• [WHAT IS ASKED]
Answer these from the architecture notes:
(a) Which file should be edited instead of README.ipynb?
(b) What does TextModel store as its source of truth?
(c) Which _syll_df column appears only with syntax=True?

• [SOURCE DOCUMENT]
* Begin *

The notebook (and the markdown derived from it) is canonical: edit scripts/build_readme.py, not README.ipynb directly. nbformat regenerates cell UUIDs on every run, so a fresh build will always produce a UUID-only diff — discard it unless content actually changed.

Architecture

DataFrame-First Design (v3)

TextModel stores a flat syllable-level DataFrame (_syll_df) as the source of truth. Entity objects (WordToken, Syllable, etc.) are constructed lazily only when accessed. The vectorized parser works entirely from the DataFrame without building Entity objects.

Key flow:

TextModel.__init__ tokenizes text → calls get_word() per unique word → builds _syll_df
text.parse() → parse_batch_from_df() reads features from _syll_df, evaluates constraints in numpy, bounds on GPU
text.lines (first access) triggers lazy Entity construction + attaches parse results

_syll_df columns: word_num, line_num, para_num, sent_num, sentpart_num, linepart_num, word_txt, is_punc, form_idx, num_forms, syll_idx, syll_ipa, syll_text, is_stressed, is_heavy, is_strong, is_weak, is_functionword, phrasal_stress (optional, only with syntax=True)

* End *

Excerpts from a layout annotation set:

* Begin *

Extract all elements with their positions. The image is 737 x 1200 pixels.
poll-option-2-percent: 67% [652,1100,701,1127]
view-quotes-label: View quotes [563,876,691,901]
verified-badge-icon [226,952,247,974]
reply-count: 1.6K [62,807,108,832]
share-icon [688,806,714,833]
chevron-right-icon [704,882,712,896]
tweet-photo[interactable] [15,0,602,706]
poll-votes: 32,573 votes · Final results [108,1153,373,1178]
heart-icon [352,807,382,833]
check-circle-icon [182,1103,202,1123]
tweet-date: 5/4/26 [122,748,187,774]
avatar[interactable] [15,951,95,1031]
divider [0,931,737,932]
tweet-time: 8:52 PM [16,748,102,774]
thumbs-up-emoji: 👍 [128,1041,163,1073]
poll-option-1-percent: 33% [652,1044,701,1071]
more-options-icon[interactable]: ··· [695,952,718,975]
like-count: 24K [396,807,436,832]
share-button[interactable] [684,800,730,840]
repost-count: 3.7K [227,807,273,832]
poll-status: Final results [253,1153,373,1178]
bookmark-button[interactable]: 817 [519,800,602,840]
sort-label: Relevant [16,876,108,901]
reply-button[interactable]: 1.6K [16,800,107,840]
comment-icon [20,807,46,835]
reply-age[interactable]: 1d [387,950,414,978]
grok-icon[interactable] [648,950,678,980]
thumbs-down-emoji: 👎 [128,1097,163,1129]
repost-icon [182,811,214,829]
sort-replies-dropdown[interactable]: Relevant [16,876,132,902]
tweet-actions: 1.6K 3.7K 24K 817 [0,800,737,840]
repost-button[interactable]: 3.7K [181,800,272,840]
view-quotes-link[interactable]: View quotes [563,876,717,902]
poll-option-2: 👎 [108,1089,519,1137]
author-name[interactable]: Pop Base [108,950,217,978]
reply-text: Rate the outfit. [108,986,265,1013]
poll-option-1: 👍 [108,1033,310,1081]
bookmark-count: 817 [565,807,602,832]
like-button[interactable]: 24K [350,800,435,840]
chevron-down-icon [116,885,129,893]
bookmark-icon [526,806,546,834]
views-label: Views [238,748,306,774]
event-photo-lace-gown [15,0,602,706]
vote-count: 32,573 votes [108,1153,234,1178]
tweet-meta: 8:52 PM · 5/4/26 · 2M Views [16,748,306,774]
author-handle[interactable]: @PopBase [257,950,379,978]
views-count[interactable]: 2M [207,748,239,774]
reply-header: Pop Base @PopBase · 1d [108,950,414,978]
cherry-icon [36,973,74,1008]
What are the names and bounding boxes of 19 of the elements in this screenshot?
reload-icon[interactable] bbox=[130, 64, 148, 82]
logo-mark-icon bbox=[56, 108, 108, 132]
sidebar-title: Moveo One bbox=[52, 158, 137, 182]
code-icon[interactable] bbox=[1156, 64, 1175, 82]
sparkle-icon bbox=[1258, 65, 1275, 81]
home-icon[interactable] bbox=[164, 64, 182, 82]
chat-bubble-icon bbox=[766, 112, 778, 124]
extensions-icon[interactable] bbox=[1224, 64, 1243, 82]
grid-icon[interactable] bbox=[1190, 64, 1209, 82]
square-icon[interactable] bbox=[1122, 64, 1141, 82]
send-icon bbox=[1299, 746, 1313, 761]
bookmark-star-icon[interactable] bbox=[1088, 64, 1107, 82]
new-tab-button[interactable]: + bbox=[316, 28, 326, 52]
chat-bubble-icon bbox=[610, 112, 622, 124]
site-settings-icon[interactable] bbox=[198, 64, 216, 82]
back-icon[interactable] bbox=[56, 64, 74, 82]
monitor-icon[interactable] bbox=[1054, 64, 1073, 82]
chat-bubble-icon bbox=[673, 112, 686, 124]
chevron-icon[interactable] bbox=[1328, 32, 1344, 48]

* End *

• [SOLUTION TO THE EXERCISE]
(a) scripts/build_readme.py
(b) A flat syllable-level DataFrame (_syll_df)
(c) phrasal_stress